- Information supplied:

┏━━

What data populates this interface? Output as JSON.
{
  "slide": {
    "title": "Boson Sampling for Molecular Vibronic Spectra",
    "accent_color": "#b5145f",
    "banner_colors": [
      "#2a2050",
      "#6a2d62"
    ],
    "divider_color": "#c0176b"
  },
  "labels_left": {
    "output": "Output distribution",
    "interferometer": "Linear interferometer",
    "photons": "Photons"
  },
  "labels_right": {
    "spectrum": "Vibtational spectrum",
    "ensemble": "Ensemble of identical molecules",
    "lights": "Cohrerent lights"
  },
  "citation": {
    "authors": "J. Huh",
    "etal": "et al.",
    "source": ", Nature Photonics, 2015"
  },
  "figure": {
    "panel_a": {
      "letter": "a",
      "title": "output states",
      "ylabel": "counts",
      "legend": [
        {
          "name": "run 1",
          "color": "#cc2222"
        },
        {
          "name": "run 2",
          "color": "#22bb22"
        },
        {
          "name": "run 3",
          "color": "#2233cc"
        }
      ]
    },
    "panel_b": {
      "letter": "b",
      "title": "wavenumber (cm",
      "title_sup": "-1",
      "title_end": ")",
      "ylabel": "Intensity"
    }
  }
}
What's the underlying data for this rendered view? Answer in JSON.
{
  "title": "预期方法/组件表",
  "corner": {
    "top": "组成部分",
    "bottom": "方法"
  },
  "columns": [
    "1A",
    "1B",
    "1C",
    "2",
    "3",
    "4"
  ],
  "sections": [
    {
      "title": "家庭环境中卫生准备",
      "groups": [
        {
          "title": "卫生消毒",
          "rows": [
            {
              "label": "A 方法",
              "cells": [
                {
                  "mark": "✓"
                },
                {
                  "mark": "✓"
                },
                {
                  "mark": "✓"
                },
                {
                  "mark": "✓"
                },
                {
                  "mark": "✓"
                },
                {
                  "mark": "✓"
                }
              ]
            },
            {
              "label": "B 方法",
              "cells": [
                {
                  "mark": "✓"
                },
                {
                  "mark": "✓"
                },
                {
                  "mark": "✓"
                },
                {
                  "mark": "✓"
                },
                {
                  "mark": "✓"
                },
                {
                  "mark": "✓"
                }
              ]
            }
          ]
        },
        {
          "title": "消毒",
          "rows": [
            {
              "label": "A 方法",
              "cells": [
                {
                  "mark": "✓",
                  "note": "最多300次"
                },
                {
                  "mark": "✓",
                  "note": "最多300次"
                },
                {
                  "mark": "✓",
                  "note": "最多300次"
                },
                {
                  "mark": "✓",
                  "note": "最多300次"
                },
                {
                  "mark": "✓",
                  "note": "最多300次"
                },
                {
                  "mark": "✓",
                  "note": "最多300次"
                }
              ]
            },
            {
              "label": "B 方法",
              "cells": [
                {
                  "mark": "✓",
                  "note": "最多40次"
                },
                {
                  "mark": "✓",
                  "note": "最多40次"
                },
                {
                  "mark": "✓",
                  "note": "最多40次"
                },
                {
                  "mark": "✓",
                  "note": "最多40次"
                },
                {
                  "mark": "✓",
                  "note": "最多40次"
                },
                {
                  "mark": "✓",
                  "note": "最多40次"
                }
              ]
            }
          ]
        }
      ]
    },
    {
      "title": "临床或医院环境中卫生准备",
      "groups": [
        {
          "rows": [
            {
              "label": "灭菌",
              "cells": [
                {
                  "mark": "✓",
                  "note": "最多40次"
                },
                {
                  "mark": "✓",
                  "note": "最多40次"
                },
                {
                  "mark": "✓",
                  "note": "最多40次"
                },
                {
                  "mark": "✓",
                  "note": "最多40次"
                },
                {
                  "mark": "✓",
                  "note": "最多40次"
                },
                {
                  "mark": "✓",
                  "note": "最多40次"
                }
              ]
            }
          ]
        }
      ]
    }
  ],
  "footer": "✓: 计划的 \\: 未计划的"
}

┗━━

Exactly as they are written, print the entries again.

- Result of this task:
What data populates this interface? Output as JSON.
{
  "slide": {
    "title": "Boson Sampling for Molecular Vibronic Spectra",
    "accent_color": "#b5145f",
    "banner_colors": [
      "#2a2050",
      "#6a2d62"
    ],
    "divider_color": "#c0176b"
  },
  "labels_left": {
    "output": "Output distribution",
    "interferometer": "Linear interferometer",
    "photons": "Photons"
  },
  "labels_right": {
    "spectrum": "Vibtational spectrum",
    "ensemble": "Ensemble of identical molecules",
    "lights": "Cohrerent lights"
  },
  "citation": {
    "authors": "J. Huh",
    "etal": "et al.",
    "source": ", Nature Photonics, 2015"
  },
  "figure": {
    "panel_a": {
      "letter": "a",
      "title": "output states",
      "ylabel": "counts",
      "legend": [
        {
          "name": "run 1",
          "color": "#cc2222"
        },
        {
          "name": "run 2",
          "color": "#22bb22"
        },
        {
          "name": "run 3",
          "color": "#2233cc"
        }
      ]
    },
    "panel_b": {
      "letter": "b",
      "title": "wavenumber (cm",
      "title_sup": "-1",
      "title_end": ")",
      "ylabel": "Intensity"
    }
  }
}
What's the underlying data for this rendered view? Answer in JSON.
{
  "title": "预期方法/组件表",
  "corner": {
    "top": "组成部分",
    "bottom": "方法"
  },
  "columns": [
    "1A",
    "1B",
    "1C",
    "2",
    "3",
    "4"
  ],
  "sections": [
    {
      "title": "家庭环境中卫生准备",
      "groups": [
        {
          "title": "卫生消毒",
          "rows": [
            {
              "label": "A 方法",
              "cells": [
                {
                  "mark": "✓"
                },
                {
                  "mark": "✓"
                },
                {
                  "mark": "✓"
                },
                {
                  "mark": "✓"
                },
                {
                  "mark": "✓"
                },
                {
                  "mark": "✓"
                }
              ]
            },
            {
              "label": "B 方法",
              "cells": [
                {
                  "mark": "✓"
                },
                {
                  "mark": "✓"
                },
                {
                  "mark": "✓"
                },
                {
                  "mark": "✓"
                },
                {
                  "mark": "✓"
                },
                {
                  "mark": "✓"
                }
              ]
            }
          ]
        },
        {
          "title": "消毒",
          "rows": [
            {
              "label": "A 方法",
              "cells": [
                {
                  "mark": "✓",
                  "note": "最多300次"
                },
                {
                  "mark": "✓",
                  "note": "最多300次"
                },
                {
                  "mark": "✓",
                  "note": "最多300次"
                },
                {
                  "mark": "✓",
                  "note": "最多300次"
                },
                {
                  "mark": "✓",
                  "note": "最多300次"
                },
                {
                  "mark": "✓",
                  "note": "最多300次"
                }
              ]
            },
            {
              "label": "B 方法",
              "cells": [
                {
                  "mark": "✓",
                  "note": "最多40次"
                },
                {
                  "mark": "✓",
                  "note": "最多40次"
                },
                {
                  "mark": "✓",
                  "note": "最多40次"
                },
                {
                  "mark": "✓",
                  "note": "最多40次"
                },
                {
                  "mark": "✓",
                  "note": "最多40次"
                },
                {
                  "mark": "✓",
                  "note": "最多40次"
                }
              ]
            }
          ]
        }
      ]
    },
    {
      "title": "临床或医院环境中卫生准备",
      "groups": [
        {
          "rows": [
            {
              "label": "灭菌",
              "cells": [
                {
                  "mark": "✓",
                  "note": "最多40次"
                },
                {
                  "mark": "✓",
                  "note": "最多40次"
                },
                {
                  "mark": "✓",
                  "note": "最多40次"
                },
                {
                  "mark": "✓",
                  "note": "最多40次"
                },
                {
                  "mark": "✓",
                  "note": "最多40次"
                },
                {
                  "mark": "✓",
                  "note": "最多40次"
                }
              ]
            }
          ]
        }
      ]
    }
  ],
  "footer": "✓: 计划的 \\: 未计划的"
}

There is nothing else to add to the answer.